━━━━━ EXCERPTED DATA ━━━━━

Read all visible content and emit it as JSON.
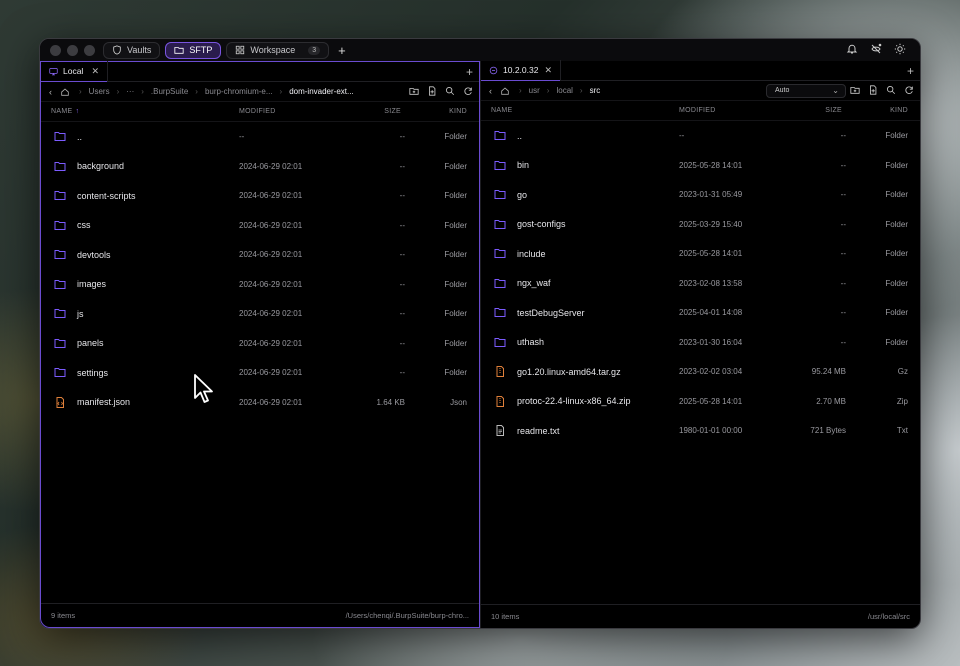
{
  "titlebar": {
    "tabs": [
      {
        "label": "Vaults",
        "icon": "shield-icon"
      },
      {
        "label": "SFTP",
        "icon": "folder-icon",
        "active": true
      },
      {
        "label": "Workspace",
        "icon": "grid-icon",
        "badge": "3"
      }
    ],
    "right_icons": [
      "bell-icon",
      "sync-off-icon",
      "sun-icon"
    ]
  },
  "left": {
    "tab_label": "Local",
    "breadcrumb": [
      "Users",
      "···",
      ".BurpSuite",
      "burp-chromium-e...",
      "dom-invader-ext..."
    ],
    "columns": {
      "name": "NAME",
      "modified": "MODIFIED",
      "size": "SIZE",
      "kind": "KIND"
    },
    "rows": [
      {
        "name": "..",
        "modified": "--",
        "size": "--",
        "kind": "Folder",
        "type": "folder"
      },
      {
        "name": "background",
        "modified": "2024-06-29 02:01",
        "size": "--",
        "kind": "Folder",
        "type": "folder"
      },
      {
        "name": "content-scripts",
        "modified": "2024-06-29 02:01",
        "size": "--",
        "kind": "Folder",
        "type": "folder"
      },
      {
        "name": "css",
        "modified": "2024-06-29 02:01",
        "size": "--",
        "kind": "Folder",
        "type": "folder"
      },
      {
        "name": "devtools",
        "modified": "2024-06-29 02:01",
        "size": "--",
        "kind": "Folder",
        "type": "folder"
      },
      {
        "name": "images",
        "modified": "2024-06-29 02:01",
        "size": "--",
        "kind": "Folder",
        "type": "folder"
      },
      {
        "name": "js",
        "modified": "2024-06-29 02:01",
        "size": "--",
        "kind": "Folder",
        "type": "folder"
      },
      {
        "name": "panels",
        "modified": "2024-06-29 02:01",
        "size": "--",
        "kind": "Folder",
        "type": "folder"
      },
      {
        "name": "settings",
        "modified": "2024-06-29 02:01",
        "size": "--",
        "kind": "Folder",
        "type": "folder"
      },
      {
        "name": "manifest.json",
        "modified": "2024-06-29 02:01",
        "size": "1.64 KB",
        "kind": "Json",
        "type": "code"
      }
    ],
    "status_count": "9 items",
    "status_path": "/Users/chenqi/.BurpSuite/burp-chro..."
  },
  "right": {
    "tab_label": "10.2.0.32",
    "breadcrumb": [
      "usr",
      "local",
      "src"
    ],
    "select_value": "Auto",
    "columns": {
      "name": "NAME",
      "modified": "MODIFIED",
      "size": "SIZE",
      "kind": "KIND"
    },
    "rows": [
      {
        "name": "..",
        "modified": "--",
        "size": "--",
        "kind": "Folder",
        "type": "folder"
      },
      {
        "name": "bin",
        "modified": "2025-05-28 14:01",
        "size": "--",
        "kind": "Folder",
        "type": "folder"
      },
      {
        "name": "go",
        "modified": "2023-01-31 05:49",
        "size": "--",
        "kind": "Folder",
        "type": "folder"
      },
      {
        "name": "gost-configs",
        "modified": "2025-03-29 15:40",
        "size": "--",
        "kind": "Folder",
        "type": "folder"
      },
      {
        "name": "include",
        "modified": "2025-05-28 14:01",
        "size": "--",
        "kind": "Folder",
        "type": "folder"
      },
      {
        "name": "ngx_waf",
        "modified": "2023-02-08 13:58",
        "size": "--",
        "kind": "Folder",
        "type": "folder"
      },
      {
        "name": "testDebugServer",
        "modified": "2025-04-01 14:08",
        "size": "--",
        "kind": "Folder",
        "type": "folder"
      },
      {
        "name": "uthash",
        "modified": "2023-01-30 16:04",
        "size": "--",
        "kind": "Folder",
        "type": "folder"
      },
      {
        "name": "go1.20.linux-amd64.tar.gz",
        "modified": "2023-02-02 03:04",
        "size": "95.24 MB",
        "kind": "Gz",
        "type": "archive"
      },
      {
        "name": "protoc-22.4-linux-x86_64.zip",
        "modified": "2025-05-28 14:01",
        "size": "2.70 MB",
        "kind": "Zip",
        "type": "archive"
      },
      {
        "name": "readme.txt",
        "modified": "1980-01-01 00:00",
        "size": "721 Bytes",
        "kind": "Txt",
        "type": "text"
      }
    ],
    "status_count": "10 items",
    "status_path": "/usr/local/src"
  },
  "colors": {
    "accent": "#7a55e0",
    "folder": "#7c5cff",
    "archive": "#e0803a",
    "code": "#e0803a",
    "text": "#bbbbbb"
  }
}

━━━━━

** WORK TO COMPLETE **
Transcribe all of the entries word for word, but skip any pictures they contain.

** FINAL RESULT **
Read all visible content and emit it as JSON.
{
  "titlebar": {
    "tabs": [
      {
        "label": "Vaults",
        "icon": "shield-icon"
      },
      {
        "label": "SFTP",
        "icon": "folder-icon",
        "active": true
      },
      {
        "label": "Workspace",
        "icon": "grid-icon",
        "badge": "3"
      }
    ],
    "right_icons": [
      "bell-icon",
      "sync-off-icon",
      "sun-icon"
    ]
  },
  "left": {
    "tab_label": "Local",
    "breadcrumb": [
      "Users",
      "···",
      ".BurpSuite",
      "burp-chromium-e...",
      "dom-invader-ext..."
    ],
    "columns": {
      "name": "NAME",
      "modified": "MODIFIED",
      "size": "SIZE",
      "kind": "KIND"
    },
    "rows": [
      {
        "name": "..",
        "modified": "--",
        "size": "--",
        "kind": "Folder",
        "type": "folder"
      },
      {
        "name": "background",
        "modified": "2024-06-29 02:01",
        "size": "--",
        "kind": "Folder",
        "type": "folder"
      },
      {
        "name": "content-scripts",
        "modified": "2024-06-29 02:01",
        "size": "--",
        "kind": "Folder",
        "type": "folder"
      },
      {
        "name": "css",
        "modified": "2024-06-29 02:01",
        "size": "--",
        "kind": "Folder",
        "type": "folder"
      },
      {
        "name": "devtools",
        "modified": "2024-06-29 02:01",
        "size": "--",
        "kind": "Folder",
        "type": "folder"
      },
      {
        "name": "images",
        "modified": "2024-06-29 02:01",
        "size": "--",
        "kind": "Folder",
        "type": "folder"
      },
      {
        "name": "js",
        "modified": "2024-06-29 02:01",
        "size": "--",
        "kind": "Folder",
        "type": "folder"
      },
      {
        "name": "panels",
        "modified": "2024-06-29 02:01",
        "size": "--",
        "kind": "Folder",
        "type": "folder"
      },
      {
        "name": "settings",
        "modified": "2024-06-29 02:01",
        "size": "--",
        "kind": "Folder",
        "type": "folder"
      },
      {
        "name": "manifest.json",
        "modified": "2024-06-29 02:01",
        "size": "1.64 KB",
        "kind": "Json",
        "type": "code"
      }
    ],
    "status_count": "9 items",
    "status_path": "/Users/chenqi/.BurpSuite/burp-chro..."
  },
  "right": {
    "tab_label": "10.2.0.32",
    "breadcrumb": [
      "usr",
      "local",
      "src"
    ],
    "select_value": "Auto",
    "columns": {
      "name": "NAME",
      "modified": "MODIFIED",
      "size": "SIZE",
      "kind": "KIND"
    },
    "rows": [
      {
        "name": "..",
        "modified": "--",
        "size": "--",
        "kind": "Folder",
        "type": "folder"
      },
      {
        "name": "bin",
        "modified": "2025-05-28 14:01",
        "size": "--",
        "kind": "Folder",
        "type": "folder"
      },
      {
        "name": "go",
        "modified": "2023-01-31 05:49",
        "size": "--",
        "kind": "Folder",
        "type": "folder"
      },
      {
        "name": "gost-configs",
        "modified": "2025-03-29 15:40",
        "size": "--",
        "kind": "Folder",
        "type": "folder"
      },
      {
        "name": "include",
        "modified": "2025-05-28 14:01",
        "size": "--",
        "kind": "Folder",
        "type": "folder"
      },
      {
        "name": "ngx_waf",
        "modified": "2023-02-08 13:58",
        "size": "--",
        "kind": "Folder",
        "type": "folder"
      },
      {
        "name": "testDebugServer",
        "modified": "2025-04-01 14:08",
        "size": "--",
        "kind": "Folder",
        "type": "folder"
      },
      {
        "name": "uthash",
        "modified": "2023-01-30 16:04",
        "size": "--",
        "kind": "Folder",
        "type": "folder"
      },
      {
        "name": "go1.20.linux-amd64.tar.gz",
        "modified": "2023-02-02 03:04",
        "size": "95.24 MB",
        "kind": "Gz",
        "type": "archive"
      },
      {
        "name": "protoc-22.4-linux-x86_64.zip",
        "modified": "2025-05-28 14:01",
        "size": "2.70 MB",
        "kind": "Zip",
        "type": "archive"
      },
      {
        "name": "readme.txt",
        "modified": "1980-01-01 00:00",
        "size": "721 Bytes",
        "kind": "Txt",
        "type": "text"
      }
    ],
    "status_count": "10 items",
    "status_path": "/usr/local/src"
  },
  "colors": {
    "accent": "#7a55e0",
    "folder": "#7c5cff",
    "archive": "#e0803a",
    "code": "#e0803a",
    "text": "#bbbbbb"
  }
}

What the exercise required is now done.